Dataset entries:
# # #

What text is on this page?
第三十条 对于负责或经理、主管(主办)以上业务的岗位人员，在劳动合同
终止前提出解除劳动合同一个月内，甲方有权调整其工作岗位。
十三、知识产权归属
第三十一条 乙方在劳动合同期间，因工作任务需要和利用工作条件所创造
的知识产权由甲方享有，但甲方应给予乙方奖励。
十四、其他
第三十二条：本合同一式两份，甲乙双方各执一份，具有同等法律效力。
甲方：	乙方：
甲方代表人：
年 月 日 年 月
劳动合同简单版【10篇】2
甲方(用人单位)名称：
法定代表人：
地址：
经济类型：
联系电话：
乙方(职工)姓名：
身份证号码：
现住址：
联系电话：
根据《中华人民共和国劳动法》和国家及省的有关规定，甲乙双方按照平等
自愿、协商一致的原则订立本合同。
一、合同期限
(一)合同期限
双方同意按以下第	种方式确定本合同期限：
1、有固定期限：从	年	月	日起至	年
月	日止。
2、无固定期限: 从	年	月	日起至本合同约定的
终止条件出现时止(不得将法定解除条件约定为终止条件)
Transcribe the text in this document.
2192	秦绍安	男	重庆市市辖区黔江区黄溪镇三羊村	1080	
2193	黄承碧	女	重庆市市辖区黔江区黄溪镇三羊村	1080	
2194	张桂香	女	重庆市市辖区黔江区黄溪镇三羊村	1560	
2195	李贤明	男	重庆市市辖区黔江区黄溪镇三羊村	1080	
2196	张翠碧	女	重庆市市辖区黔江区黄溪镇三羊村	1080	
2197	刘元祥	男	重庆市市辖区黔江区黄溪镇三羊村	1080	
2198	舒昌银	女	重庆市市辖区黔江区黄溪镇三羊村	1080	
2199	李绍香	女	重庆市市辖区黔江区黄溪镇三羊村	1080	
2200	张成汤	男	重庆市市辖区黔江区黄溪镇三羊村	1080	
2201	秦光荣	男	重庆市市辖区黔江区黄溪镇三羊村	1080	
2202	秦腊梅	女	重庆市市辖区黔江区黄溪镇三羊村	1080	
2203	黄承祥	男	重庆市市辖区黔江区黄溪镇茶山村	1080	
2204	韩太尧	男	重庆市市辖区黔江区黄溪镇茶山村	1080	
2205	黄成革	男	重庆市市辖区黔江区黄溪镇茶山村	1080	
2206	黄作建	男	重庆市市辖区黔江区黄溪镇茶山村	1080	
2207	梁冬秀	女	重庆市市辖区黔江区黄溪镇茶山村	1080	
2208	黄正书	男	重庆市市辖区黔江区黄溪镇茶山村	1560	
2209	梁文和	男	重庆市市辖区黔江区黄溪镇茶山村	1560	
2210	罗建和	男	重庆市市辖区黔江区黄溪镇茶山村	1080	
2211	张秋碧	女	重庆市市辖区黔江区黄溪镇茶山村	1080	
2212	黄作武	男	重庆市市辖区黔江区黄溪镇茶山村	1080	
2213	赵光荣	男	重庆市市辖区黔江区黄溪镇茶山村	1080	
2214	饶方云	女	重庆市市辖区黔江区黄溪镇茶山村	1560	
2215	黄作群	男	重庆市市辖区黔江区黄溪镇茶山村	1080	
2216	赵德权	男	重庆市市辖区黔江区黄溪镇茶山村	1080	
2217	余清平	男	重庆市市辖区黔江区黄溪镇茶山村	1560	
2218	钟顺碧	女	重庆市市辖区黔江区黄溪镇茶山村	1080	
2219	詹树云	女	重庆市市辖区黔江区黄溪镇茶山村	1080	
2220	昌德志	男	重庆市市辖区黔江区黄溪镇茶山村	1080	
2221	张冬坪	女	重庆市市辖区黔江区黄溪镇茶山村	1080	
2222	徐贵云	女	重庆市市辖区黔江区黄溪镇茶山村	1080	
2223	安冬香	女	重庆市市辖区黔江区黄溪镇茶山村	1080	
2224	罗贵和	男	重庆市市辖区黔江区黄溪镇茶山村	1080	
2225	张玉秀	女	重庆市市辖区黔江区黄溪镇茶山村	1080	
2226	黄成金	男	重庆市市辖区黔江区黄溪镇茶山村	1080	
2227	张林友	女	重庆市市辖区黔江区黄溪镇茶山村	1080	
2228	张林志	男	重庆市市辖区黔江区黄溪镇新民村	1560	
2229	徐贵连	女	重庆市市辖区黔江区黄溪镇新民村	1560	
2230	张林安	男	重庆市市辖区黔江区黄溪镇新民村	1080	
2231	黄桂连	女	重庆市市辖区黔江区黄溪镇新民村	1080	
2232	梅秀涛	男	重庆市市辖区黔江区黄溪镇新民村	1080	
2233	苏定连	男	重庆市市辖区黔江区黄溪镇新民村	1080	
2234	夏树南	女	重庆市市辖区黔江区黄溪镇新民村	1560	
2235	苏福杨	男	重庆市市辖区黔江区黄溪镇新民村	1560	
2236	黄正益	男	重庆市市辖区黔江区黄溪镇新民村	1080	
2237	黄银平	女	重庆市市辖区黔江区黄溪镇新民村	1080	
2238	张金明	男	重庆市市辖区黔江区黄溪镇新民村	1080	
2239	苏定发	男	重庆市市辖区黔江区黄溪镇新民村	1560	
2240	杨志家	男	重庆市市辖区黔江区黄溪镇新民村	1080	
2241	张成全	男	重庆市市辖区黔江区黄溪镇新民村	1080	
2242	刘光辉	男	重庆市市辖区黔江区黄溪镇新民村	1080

# # #

Check each line above for the string "text" and show the ones that have it.

What text is on this page?
Transcribe the text in this document.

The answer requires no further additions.